Extracted entries —
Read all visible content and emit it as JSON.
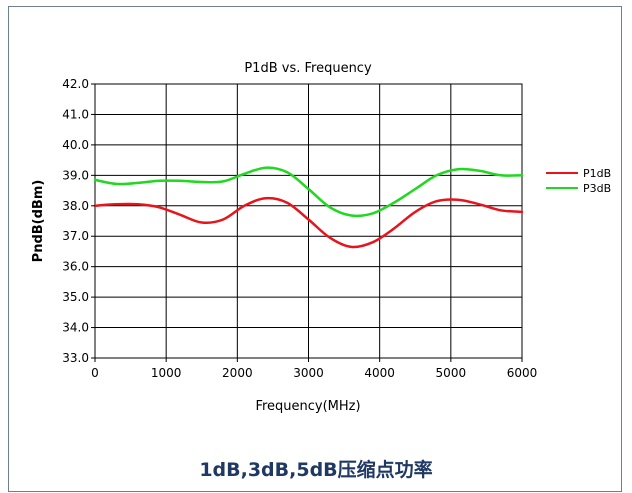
{
  "caption": "1dB,3dB,5dB压缩点功率",
  "chart_data": {
    "type": "line",
    "title": "P1dB vs. Frequency",
    "xlabel": "Frequency(MHz)",
    "ylabel": "PndB(dBm)",
    "xlim": [
      0,
      6000
    ],
    "ylim": [
      33.0,
      42.0
    ],
    "x_ticks": [
      "0",
      "1000",
      "2000",
      "3000",
      "4000",
      "5000",
      "6000"
    ],
    "y_ticks": [
      "33.0",
      "34.0",
      "35.0",
      "36.0",
      "37.0",
      "38.0",
      "39.0",
      "40.0",
      "41.0",
      "42.0"
    ],
    "grid": true,
    "legend_position": "right",
    "series": [
      {
        "name": "P1dB",
        "color": "#e8141c",
        "x": [
          0,
          300,
          600,
          900,
          1200,
          1500,
          1800,
          2100,
          2400,
          2700,
          3000,
          3300,
          3600,
          3900,
          4200,
          4500,
          4800,
          5100,
          5400,
          5700,
          6000
        ],
        "values": [
          38.0,
          38.05,
          38.05,
          37.95,
          37.7,
          37.45,
          37.55,
          38.0,
          38.25,
          38.1,
          37.55,
          36.95,
          36.65,
          36.8,
          37.25,
          37.8,
          38.15,
          38.2,
          38.05,
          37.85,
          37.8
        ]
      },
      {
        "name": "P3dB",
        "color": "#1fd81f",
        "x": [
          0,
          300,
          600,
          900,
          1200,
          1500,
          1800,
          2100,
          2400,
          2700,
          3000,
          3300,
          3600,
          3900,
          4200,
          4500,
          4800,
          5100,
          5400,
          5700,
          6000
        ],
        "values": [
          38.85,
          38.72,
          38.75,
          38.82,
          38.82,
          38.78,
          38.8,
          39.05,
          39.25,
          39.1,
          38.55,
          37.95,
          37.68,
          37.75,
          38.1,
          38.55,
          39.0,
          39.2,
          39.15,
          39.0,
          39.0
        ]
      }
    ]
  }
}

Stated exercise — Copy each line above that contains the string "Frequency".

Complete answer —
    "title": "P1dB vs. Frequency",
    "xlabel": "Frequency(MHz)",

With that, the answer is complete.